**WHAT YOU HAVE TO DO**
Show all lines holding the string "CryptoQuant".

(Figure content listings)
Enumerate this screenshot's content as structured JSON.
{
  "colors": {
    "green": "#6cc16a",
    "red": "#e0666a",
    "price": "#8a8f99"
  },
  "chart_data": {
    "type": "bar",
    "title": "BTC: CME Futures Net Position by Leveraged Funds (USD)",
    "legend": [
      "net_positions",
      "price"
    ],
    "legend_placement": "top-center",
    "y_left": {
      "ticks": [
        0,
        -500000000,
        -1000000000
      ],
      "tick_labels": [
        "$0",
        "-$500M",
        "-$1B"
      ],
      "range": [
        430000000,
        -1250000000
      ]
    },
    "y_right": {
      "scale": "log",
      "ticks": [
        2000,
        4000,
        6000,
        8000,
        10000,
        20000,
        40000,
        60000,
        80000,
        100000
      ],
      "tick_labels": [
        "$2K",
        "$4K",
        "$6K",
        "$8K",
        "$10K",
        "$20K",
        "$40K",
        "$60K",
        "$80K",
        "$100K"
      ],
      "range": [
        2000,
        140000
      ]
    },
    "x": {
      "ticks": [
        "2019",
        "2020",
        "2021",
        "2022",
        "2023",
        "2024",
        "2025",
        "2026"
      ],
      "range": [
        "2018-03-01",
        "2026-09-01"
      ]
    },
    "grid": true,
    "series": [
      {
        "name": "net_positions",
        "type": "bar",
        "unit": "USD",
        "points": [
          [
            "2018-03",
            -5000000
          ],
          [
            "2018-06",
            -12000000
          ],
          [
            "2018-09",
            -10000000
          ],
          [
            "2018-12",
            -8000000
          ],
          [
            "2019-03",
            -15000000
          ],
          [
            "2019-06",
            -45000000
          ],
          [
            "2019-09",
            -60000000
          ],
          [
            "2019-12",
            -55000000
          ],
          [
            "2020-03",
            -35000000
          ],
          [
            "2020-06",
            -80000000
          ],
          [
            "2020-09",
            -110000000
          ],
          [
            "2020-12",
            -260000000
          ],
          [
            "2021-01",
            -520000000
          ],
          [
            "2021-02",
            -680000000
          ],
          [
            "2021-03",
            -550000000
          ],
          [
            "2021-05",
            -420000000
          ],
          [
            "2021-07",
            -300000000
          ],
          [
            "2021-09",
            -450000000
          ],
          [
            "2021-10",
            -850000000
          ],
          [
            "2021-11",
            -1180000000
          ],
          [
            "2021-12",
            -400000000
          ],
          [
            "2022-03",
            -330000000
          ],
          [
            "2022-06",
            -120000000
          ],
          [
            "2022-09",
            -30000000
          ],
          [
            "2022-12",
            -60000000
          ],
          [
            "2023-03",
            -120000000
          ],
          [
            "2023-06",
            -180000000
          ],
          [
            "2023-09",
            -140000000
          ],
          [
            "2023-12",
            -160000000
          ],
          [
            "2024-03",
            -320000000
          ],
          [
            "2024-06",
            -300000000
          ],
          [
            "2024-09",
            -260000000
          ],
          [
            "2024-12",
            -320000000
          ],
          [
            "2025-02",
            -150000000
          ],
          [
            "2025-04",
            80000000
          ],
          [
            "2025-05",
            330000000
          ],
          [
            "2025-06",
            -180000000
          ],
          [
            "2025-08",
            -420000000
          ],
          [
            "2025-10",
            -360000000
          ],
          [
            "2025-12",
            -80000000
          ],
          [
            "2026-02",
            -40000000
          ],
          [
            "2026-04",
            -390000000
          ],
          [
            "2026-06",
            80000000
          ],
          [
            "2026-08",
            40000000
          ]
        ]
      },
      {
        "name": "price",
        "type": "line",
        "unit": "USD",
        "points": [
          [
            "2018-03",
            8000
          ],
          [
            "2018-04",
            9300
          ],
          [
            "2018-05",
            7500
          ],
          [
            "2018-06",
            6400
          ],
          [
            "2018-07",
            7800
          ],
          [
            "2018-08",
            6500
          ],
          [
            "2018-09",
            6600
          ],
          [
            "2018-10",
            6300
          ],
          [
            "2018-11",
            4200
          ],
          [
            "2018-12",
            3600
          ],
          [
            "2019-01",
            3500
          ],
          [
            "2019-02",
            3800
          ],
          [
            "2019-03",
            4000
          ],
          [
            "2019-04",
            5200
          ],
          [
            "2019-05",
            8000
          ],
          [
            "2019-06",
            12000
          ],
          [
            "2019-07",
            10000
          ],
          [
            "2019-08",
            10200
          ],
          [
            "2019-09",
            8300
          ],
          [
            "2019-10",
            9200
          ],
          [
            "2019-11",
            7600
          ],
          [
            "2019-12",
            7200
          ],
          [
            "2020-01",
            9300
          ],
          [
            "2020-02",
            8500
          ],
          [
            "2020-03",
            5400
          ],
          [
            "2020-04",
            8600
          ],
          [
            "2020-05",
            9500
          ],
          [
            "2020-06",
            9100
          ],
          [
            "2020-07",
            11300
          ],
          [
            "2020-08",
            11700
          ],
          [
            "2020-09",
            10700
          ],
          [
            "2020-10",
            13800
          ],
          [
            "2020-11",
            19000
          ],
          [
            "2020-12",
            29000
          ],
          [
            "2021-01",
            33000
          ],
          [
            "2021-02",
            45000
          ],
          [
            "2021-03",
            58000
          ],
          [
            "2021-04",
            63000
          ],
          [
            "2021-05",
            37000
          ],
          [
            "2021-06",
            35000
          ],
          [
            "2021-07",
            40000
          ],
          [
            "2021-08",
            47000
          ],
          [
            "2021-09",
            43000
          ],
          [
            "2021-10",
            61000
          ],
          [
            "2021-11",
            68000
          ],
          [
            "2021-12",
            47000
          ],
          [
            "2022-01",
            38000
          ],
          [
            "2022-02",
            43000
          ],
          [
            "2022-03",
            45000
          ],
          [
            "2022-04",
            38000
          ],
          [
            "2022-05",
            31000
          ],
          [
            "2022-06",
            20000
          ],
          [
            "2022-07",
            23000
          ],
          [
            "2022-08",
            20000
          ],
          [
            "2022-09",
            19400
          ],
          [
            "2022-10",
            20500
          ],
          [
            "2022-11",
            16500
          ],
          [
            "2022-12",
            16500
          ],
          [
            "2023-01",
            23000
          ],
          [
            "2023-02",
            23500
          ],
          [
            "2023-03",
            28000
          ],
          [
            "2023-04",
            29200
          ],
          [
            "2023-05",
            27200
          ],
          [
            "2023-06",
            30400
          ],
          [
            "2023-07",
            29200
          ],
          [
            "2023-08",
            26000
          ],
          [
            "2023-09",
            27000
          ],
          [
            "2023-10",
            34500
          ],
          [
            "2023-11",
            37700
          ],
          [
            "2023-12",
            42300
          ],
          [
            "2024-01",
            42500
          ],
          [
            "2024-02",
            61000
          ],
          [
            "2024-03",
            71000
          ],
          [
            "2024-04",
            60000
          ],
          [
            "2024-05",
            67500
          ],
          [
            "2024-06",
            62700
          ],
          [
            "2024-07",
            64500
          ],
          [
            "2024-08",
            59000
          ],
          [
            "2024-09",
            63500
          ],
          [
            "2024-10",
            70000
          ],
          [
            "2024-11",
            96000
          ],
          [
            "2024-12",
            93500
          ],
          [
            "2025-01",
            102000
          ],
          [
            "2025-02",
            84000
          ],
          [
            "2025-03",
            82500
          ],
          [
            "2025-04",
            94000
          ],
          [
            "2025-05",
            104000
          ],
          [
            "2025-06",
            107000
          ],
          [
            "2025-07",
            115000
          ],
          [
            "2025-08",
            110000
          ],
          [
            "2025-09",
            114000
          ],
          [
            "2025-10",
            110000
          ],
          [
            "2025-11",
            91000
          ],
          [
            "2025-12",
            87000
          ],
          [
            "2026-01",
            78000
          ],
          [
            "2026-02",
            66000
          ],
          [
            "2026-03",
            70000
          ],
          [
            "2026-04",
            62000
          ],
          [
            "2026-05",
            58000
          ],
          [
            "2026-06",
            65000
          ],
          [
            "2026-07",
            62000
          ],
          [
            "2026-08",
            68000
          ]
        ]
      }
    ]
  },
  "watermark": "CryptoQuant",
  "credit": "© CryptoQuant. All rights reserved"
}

**EXPECTED ANSWER**
  "watermark": "CryptoQuant",
  "credit": "© CryptoQuant. All rights reserved"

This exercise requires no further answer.